→ Exercise aim: Return all lines in the material below that contain "JSON".

→ The records:
· · · · ·
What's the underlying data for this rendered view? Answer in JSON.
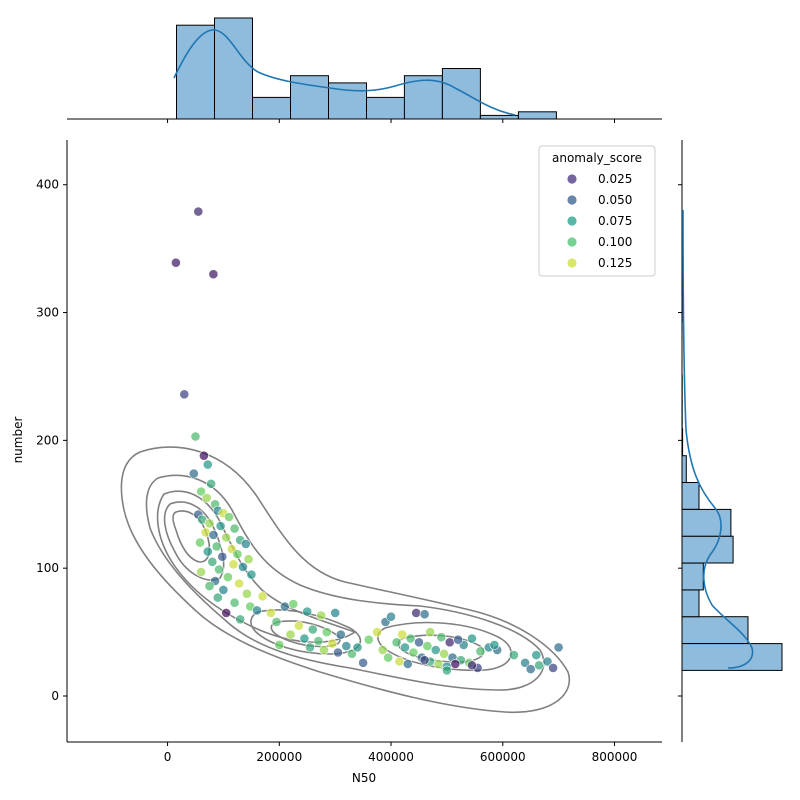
{
  "chart_data": {
    "type": "scatter",
    "title": "",
    "xlabel": "N50",
    "ylabel": "number",
    "xlim": [
      -180000,
      885000
    ],
    "ylim": [
      -36000,
      435000
    ],
    "ylim_units": [
      -36,
      435
    ],
    "x_ticks": [
      0,
      200000,
      400000,
      600000,
      800000
    ],
    "x_tick_labels": [
      "0",
      "200000",
      "400000",
      "600000",
      "800000"
    ],
    "y_ticks": [
      0,
      100,
      200,
      300,
      400
    ],
    "y_tick_labels": [
      "0",
      "100",
      "200",
      "300",
      "400"
    ],
    "grid": false,
    "legend": {
      "title": "anomaly_score",
      "placement": "top-right",
      "entries": [
        {
          "label": "0.025",
          "color": "#46327e"
        },
        {
          "label": "0.050",
          "color": "#365c8d"
        },
        {
          "label": "0.075",
          "color": "#1fa187"
        },
        {
          "label": "0.100",
          "color": "#4ac16d"
        },
        {
          "label": "0.125",
          "color": "#cddf3a"
        }
      ]
    },
    "points": [
      [
        55000,
        379,
        0.03
      ],
      [
        15000,
        339,
        0.025
      ],
      [
        82000,
        330,
        0.025
      ],
      [
        30000,
        236,
        0.04
      ],
      [
        65000,
        188,
        0.02
      ],
      [
        50000,
        203,
        0.1
      ],
      [
        72000,
        181,
        0.08
      ],
      [
        47000,
        174,
        0.06
      ],
      [
        78000,
        166,
        0.09
      ],
      [
        60000,
        160,
        0.11
      ],
      [
        70000,
        155,
        0.12
      ],
      [
        85000,
        150,
        0.1
      ],
      [
        90000,
        145,
        0.07
      ],
      [
        100000,
        143,
        0.13
      ],
      [
        55000,
        142,
        0.05
      ],
      [
        110000,
        140,
        0.11
      ],
      [
        62000,
        138,
        0.09
      ],
      [
        75000,
        135,
        0.12
      ],
      [
        95000,
        133,
        0.08
      ],
      [
        120000,
        131,
        0.1
      ],
      [
        68000,
        128,
        0.13
      ],
      [
        82000,
        126,
        0.06
      ],
      [
        105000,
        124,
        0.12
      ],
      [
        130000,
        122,
        0.09
      ],
      [
        58000,
        120,
        0.11
      ],
      [
        140000,
        119,
        0.07
      ],
      [
        88000,
        117,
        0.1
      ],
      [
        115000,
        115,
        0.13
      ],
      [
        72000,
        113,
        0.08
      ],
      [
        125000,
        111,
        0.11
      ],
      [
        98000,
        109,
        0.05
      ],
      [
        145000,
        107,
        0.12
      ],
      [
        80000,
        105,
        0.09
      ],
      [
        118000,
        103,
        0.13
      ],
      [
        135000,
        101,
        0.07
      ],
      [
        92000,
        99,
        0.1
      ],
      [
        60000,
        97,
        0.12
      ],
      [
        150000,
        95,
        0.08
      ],
      [
        108000,
        93,
        0.11
      ],
      [
        85000,
        90,
        0.06
      ],
      [
        128000,
        88,
        0.13
      ],
      [
        75000,
        86,
        0.1
      ],
      [
        100000,
        83,
        0.07
      ],
      [
        142000,
        80,
        0.12
      ],
      [
        90000,
        77,
        0.09
      ],
      [
        170000,
        78,
        0.13
      ],
      [
        120000,
        73,
        0.1
      ],
      [
        148000,
        70,
        0.11
      ],
      [
        105000,
        65,
        0.02
      ],
      [
        160000,
        67,
        0.07
      ],
      [
        185000,
        65,
        0.13
      ],
      [
        130000,
        60,
        0.09
      ],
      [
        210000,
        70,
        0.06
      ],
      [
        225000,
        72,
        0.11
      ],
      [
        250000,
        66,
        0.08
      ],
      [
        275000,
        63,
        0.12
      ],
      [
        300000,
        65,
        0.07
      ],
      [
        195000,
        58,
        0.1
      ],
      [
        235000,
        55,
        0.13
      ],
      [
        260000,
        52,
        0.09
      ],
      [
        285000,
        50,
        0.11
      ],
      [
        310000,
        48,
        0.06
      ],
      [
        220000,
        48,
        0.12
      ],
      [
        245000,
        45,
        0.08
      ],
      [
        270000,
        43,
        0.1
      ],
      [
        295000,
        41,
        0.13
      ],
      [
        320000,
        39,
        0.07
      ],
      [
        200000,
        40,
        0.11
      ],
      [
        255000,
        38,
        0.09
      ],
      [
        280000,
        36,
        0.12
      ],
      [
        305000,
        34,
        0.05
      ],
      [
        330000,
        33,
        0.1
      ],
      [
        350000,
        26,
        0.05
      ],
      [
        340000,
        38,
        0.08
      ],
      [
        360000,
        44,
        0.11
      ],
      [
        375000,
        50,
        0.13
      ],
      [
        390000,
        58,
        0.06
      ],
      [
        400000,
        62,
        0.07
      ],
      [
        445000,
        65,
        0.03
      ],
      [
        460000,
        64,
        0.06
      ],
      [
        385000,
        36,
        0.12
      ],
      [
        410000,
        42,
        0.1
      ],
      [
        425000,
        38,
        0.08
      ],
      [
        440000,
        34,
        0.11
      ],
      [
        455000,
        30,
        0.06
      ],
      [
        470000,
        27,
        0.09
      ],
      [
        485000,
        25,
        0.12
      ],
      [
        500000,
        23,
        0.07
      ],
      [
        420000,
        48,
        0.13
      ],
      [
        435000,
        45,
        0.1
      ],
      [
        450000,
        42,
        0.05
      ],
      [
        465000,
        39,
        0.11
      ],
      [
        480000,
        36,
        0.08
      ],
      [
        495000,
        33,
        0.12
      ],
      [
        510000,
        30,
        0.06
      ],
      [
        525000,
        28,
        0.09
      ],
      [
        540000,
        26,
        0.11
      ],
      [
        555000,
        22,
        0.04
      ],
      [
        530000,
        40,
        0.07
      ],
      [
        545000,
        45,
        0.08
      ],
      [
        560000,
        35,
        0.1
      ],
      [
        575000,
        38,
        0.07
      ],
      [
        590000,
        36,
        0.06
      ],
      [
        505000,
        42,
        0.03
      ],
      [
        520000,
        44,
        0.05
      ],
      [
        470000,
        50,
        0.12
      ],
      [
        490000,
        46,
        0.1
      ],
      [
        395000,
        30,
        0.11
      ],
      [
        415000,
        27,
        0.13
      ],
      [
        430000,
        25,
        0.06
      ],
      [
        500000,
        20,
        0.09
      ],
      [
        640000,
        26,
        0.07
      ],
      [
        665000,
        24,
        0.09
      ],
      [
        660000,
        32,
        0.08
      ],
      [
        680000,
        27,
        0.07
      ],
      [
        690000,
        22,
        0.04
      ],
      [
        700000,
        38,
        0.06
      ],
      [
        650000,
        21,
        0.06
      ],
      [
        620000,
        32,
        0.09
      ],
      [
        585000,
        40,
        0.08
      ],
      [
        545000,
        24,
        0.03
      ],
      [
        515000,
        25,
        0.02
      ],
      [
        460000,
        28,
        0.04
      ]
    ],
    "n50_hist": {
      "edges": [
        16000,
        84000,
        152000,
        220000,
        288000,
        356000,
        424000,
        492000,
        560000,
        628000,
        696000
      ],
      "counts": [
        13,
        14,
        3,
        6,
        5,
        3,
        6,
        7,
        0.5,
        1
      ]
    },
    "number_hist": {
      "edges": [
        20,
        41,
        62,
        83,
        104,
        125,
        146,
        167,
        188,
        209,
        230,
        251,
        272,
        293,
        314,
        335,
        356,
        377
      ],
      "counts": [
        47,
        31,
        8,
        10,
        24,
        23,
        8,
        2,
        0.3,
        0.1,
        0.1,
        0,
        0,
        0.1,
        0,
        0.1,
        0.1
      ]
    },
    "kde_levels": [
      {
        "color": "#808080",
        "note": "contour"
      }
    ]
  }
}
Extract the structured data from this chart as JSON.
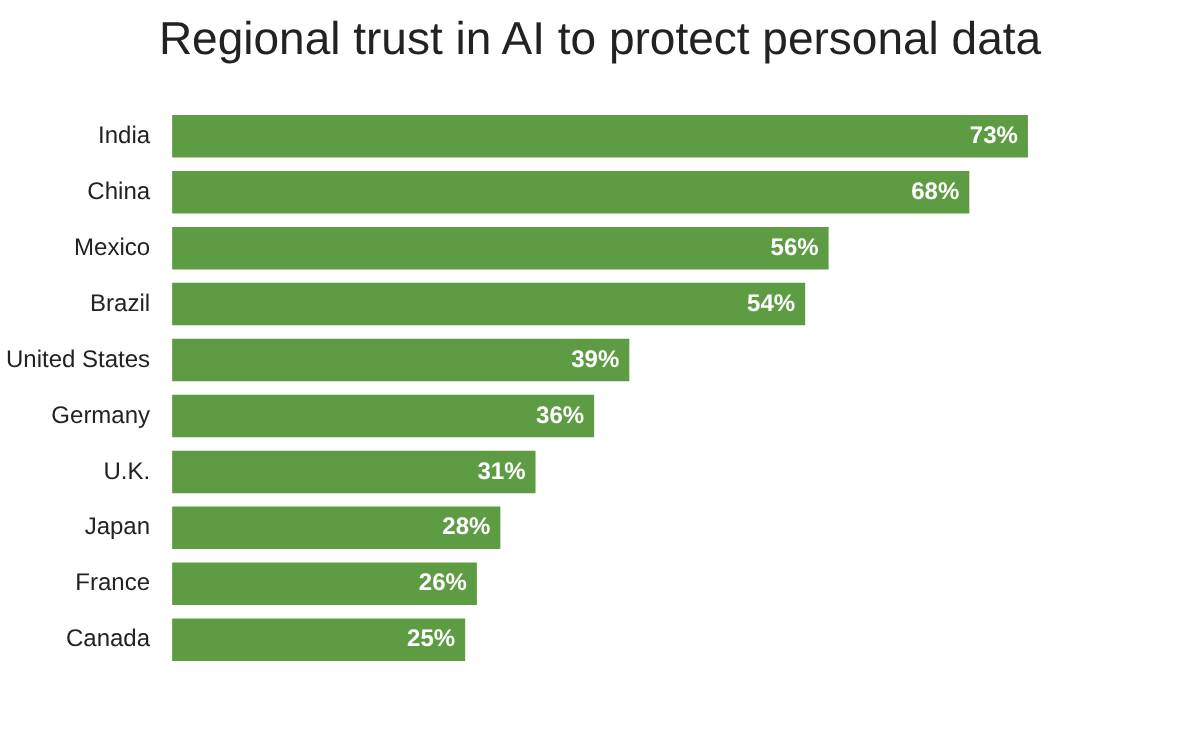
{
  "chart_data": {
    "type": "bar",
    "orientation": "horizontal",
    "title": "Regional trust in AI to protect personal data",
    "categories": [
      "India",
      "China",
      "Mexico",
      "Brazil",
      "United States",
      "Germany",
      "U.K.",
      "Japan",
      "France",
      "Canada"
    ],
    "values": [
      73,
      68,
      56,
      54,
      39,
      36,
      31,
      28,
      26,
      25
    ],
    "value_labels": [
      "73%",
      "68%",
      "56%",
      "54%",
      "39%",
      "36%",
      "31%",
      "28%",
      "26%",
      "25%"
    ],
    "color": "#5e9c44",
    "legend": false
  }
}
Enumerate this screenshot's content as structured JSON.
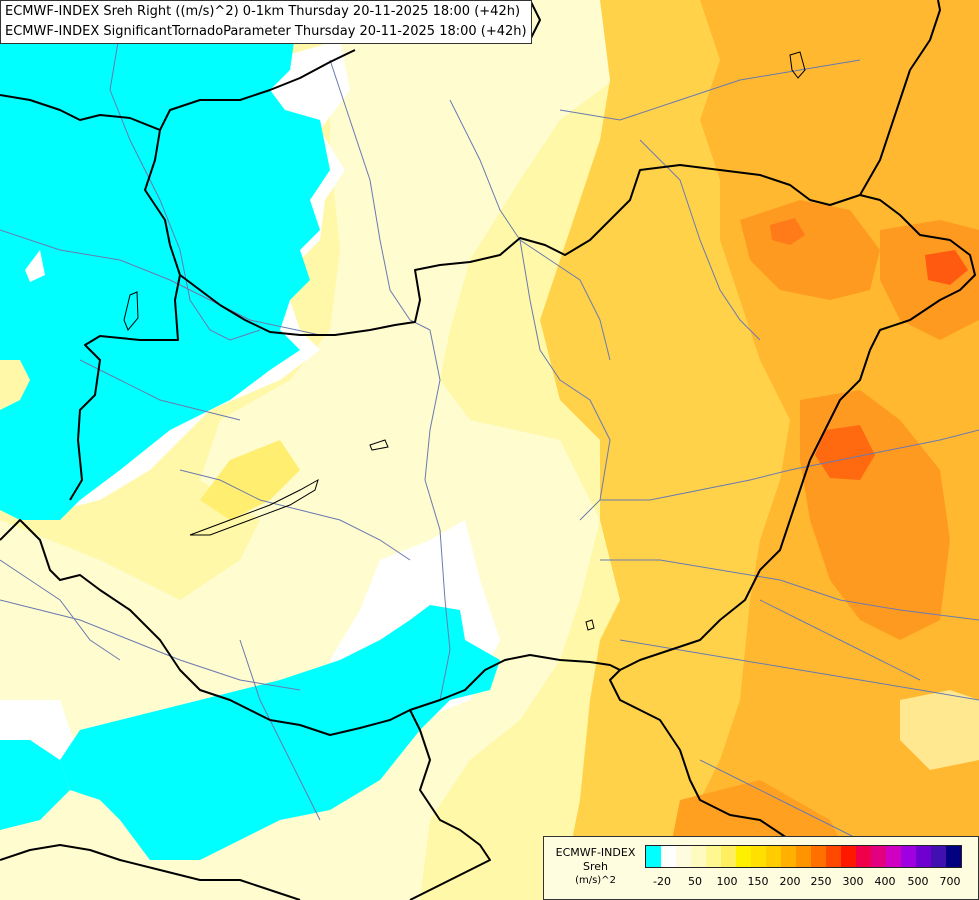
{
  "title": {
    "line1": "ECMWF-INDEX Sreh Right ((m/s)^2) 0-1km Thursday 20-11-2025 18:00 (+42h)",
    "line2": "ECMWF-INDEX SignificantTornadoParameter Thursday 20-11-2025 18:00 (+42h)"
  },
  "legend": {
    "label_line1": "ECMWF-INDEX",
    "label_line2": "Sreh",
    "label_line3": "(m/s)^2",
    "colors": [
      "#00ffff",
      "#ffffff",
      "#fffbe0",
      "#fffac0",
      "#fff890",
      "#ffef60",
      "#fff000",
      "#ffe000",
      "#ffcc00",
      "#ffb000",
      "#ff9400",
      "#ff7000",
      "#ff4800",
      "#ff1800",
      "#f0004a",
      "#e00080",
      "#d000c0",
      "#a000e0",
      "#7000d0",
      "#4010b0",
      "#000080"
    ],
    "ticks": [
      "-20",
      "50",
      "100",
      "150",
      "200",
      "250",
      "300",
      "400",
      "500",
      "700"
    ]
  },
  "colors": {
    "negative_shear": "#00ffff",
    "border": "#000000",
    "river": "#6a7ab0"
  }
}
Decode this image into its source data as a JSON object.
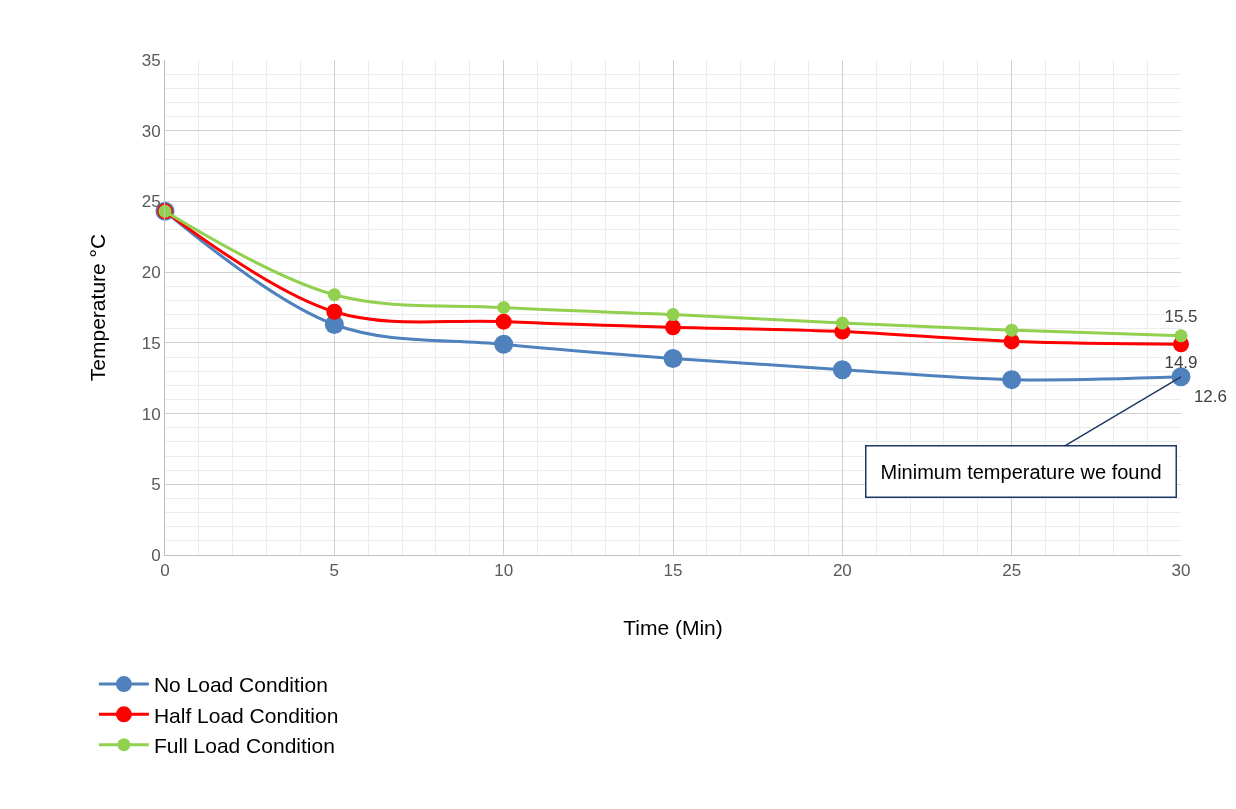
· · · · ·
→ Solution below:
What's the underlying data for this rendered view? Answer in JSON.
Extract the structured data from this chart as JSON.
Enumerate this screenshot's content as structured JSON.
Decode this image into its source data as a JSON object.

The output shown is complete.